> _Required work_: Check the listing below for lines with the word "zēng" and say how many there are, with nothing but the number.

╭─ Raw records

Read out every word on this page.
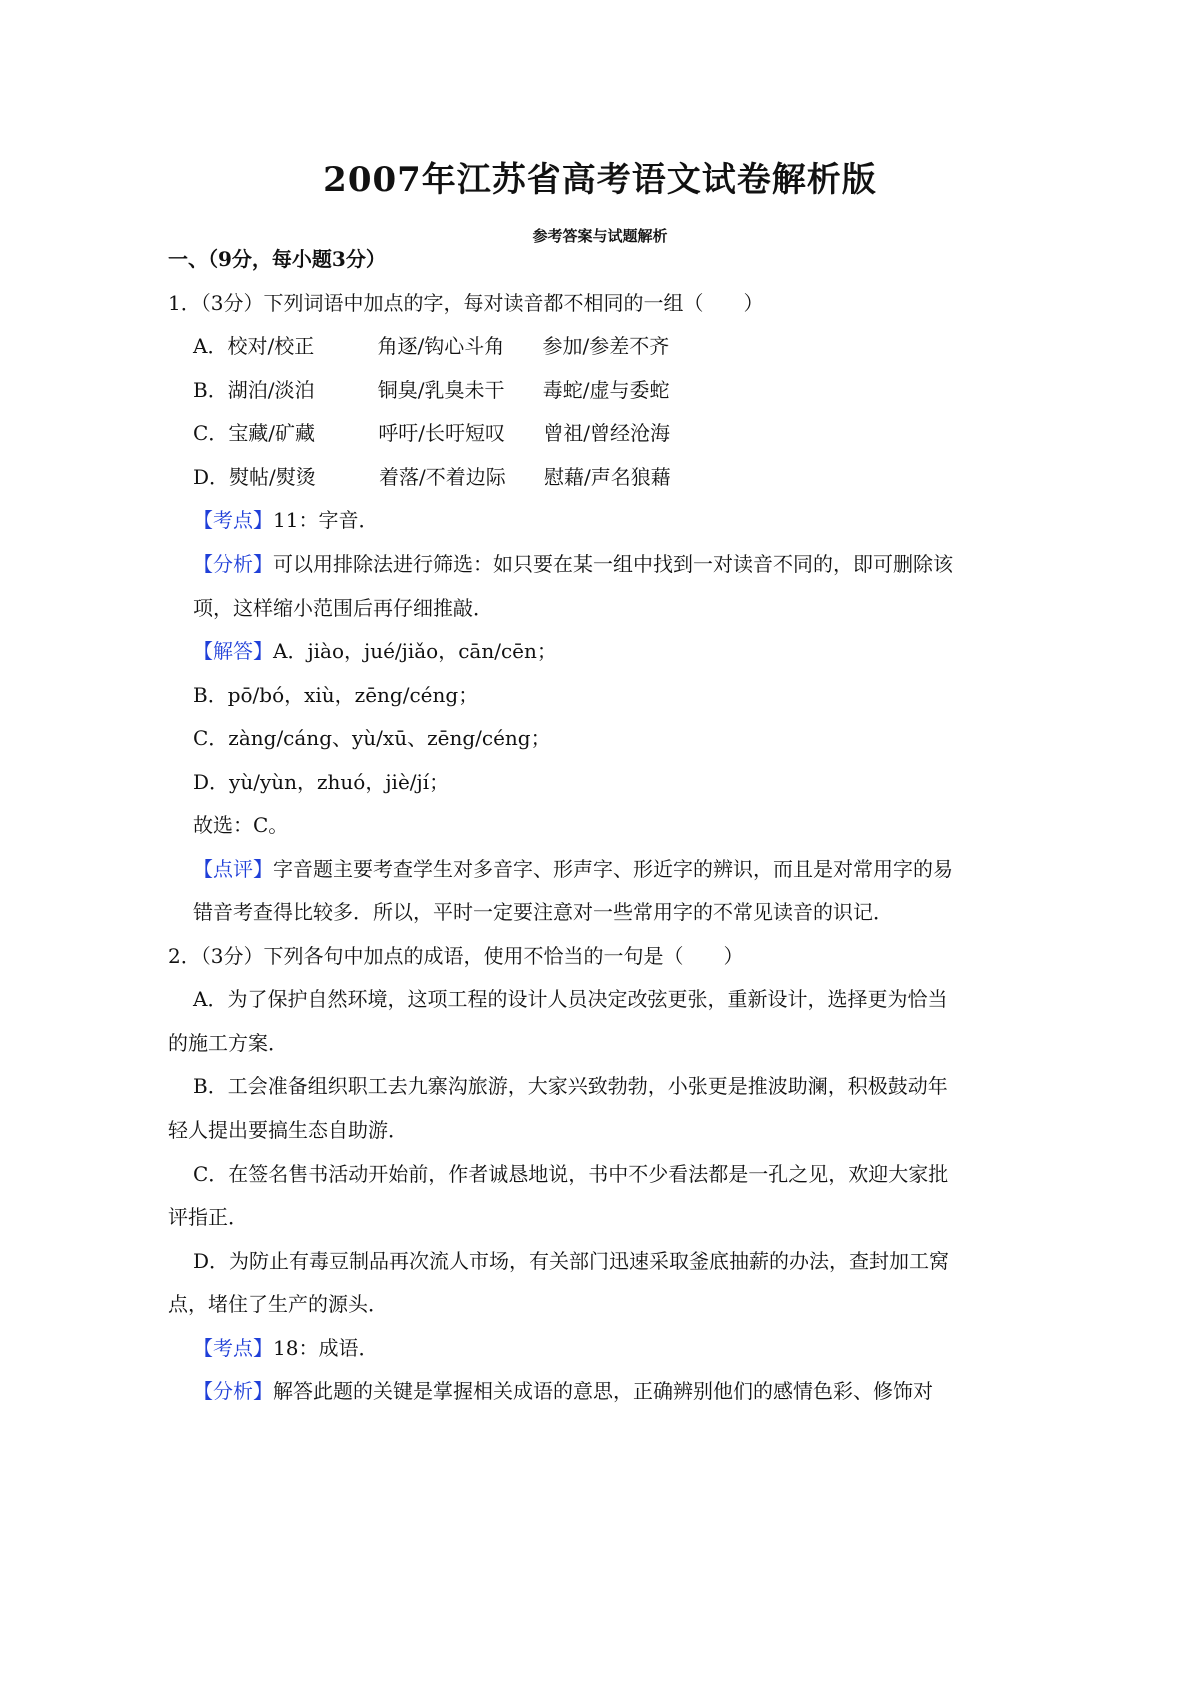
2007年江苏省高考语文试卷解析版
参考答案与试题解析
一、（9分，每小题3分）
1．（3分）下列词语中加点的字，每对读音都不相同的一组（　　）
A．校对/校正	角逐/钩心斗角 参加/参差不齐
B．湖泊/淡泊	铜臭/乳臭未干 毒蛇/虚与委蛇
C．宝藏/矿藏	呼吁/长吁短叹 曾祖/曾经沧海
D．熨帖/熨烫	着落/不着边际 慰藉/声名狼藉
【考点】11：字音．
【分析】可以用排除法进行筛选：如只要在某一组中找到一对读音不同的，即可删除该
项，这样缩小范围后再仔细推敲．
【解答】A．jiào，jué/jiǎo，cān/cēn；
B．pō/bó，xiù，zēng/céng；
C．zàng/cáng、yù/xū、zēng/céng；
D．yù/yùn，zhuó，jiè/jí；
故选：C。
【点评】字音题主要考查学生对多音字、形声字、形近字的辨识，而且是对常用字的易
错音考查得比较多．所以，平时一定要注意对一些常用字的不常见读音的识记．
2．（3分）下列各句中加点的成语，使用不恰当的一句是（　　）
A．为了保护自然环境，这项工程的设计人员决定改弦更张，重新设计，选择更为恰当
的施工方案．
B．工会准备组织职工去九寨沟旅游，大家兴致勃勃，小张更是推波助澜，积极鼓动年
轻人提出要搞生态自助游．
C．在签名售书活动开始前，作者诚恳地说，书中不少看法都是一孔之见，欢迎大家批
评指正．
D．为防止有毒豆制品再次流人市场，有关部门迅速采取釜底抽薪的办法，查封加工窝
点，堵住了生产的源头．
【考点】18：成语．
【分析】解答此题的关键是掌握相关成语的意思，正确辨别他们的感情色彩、修饰对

╰─

> _Reply_: 2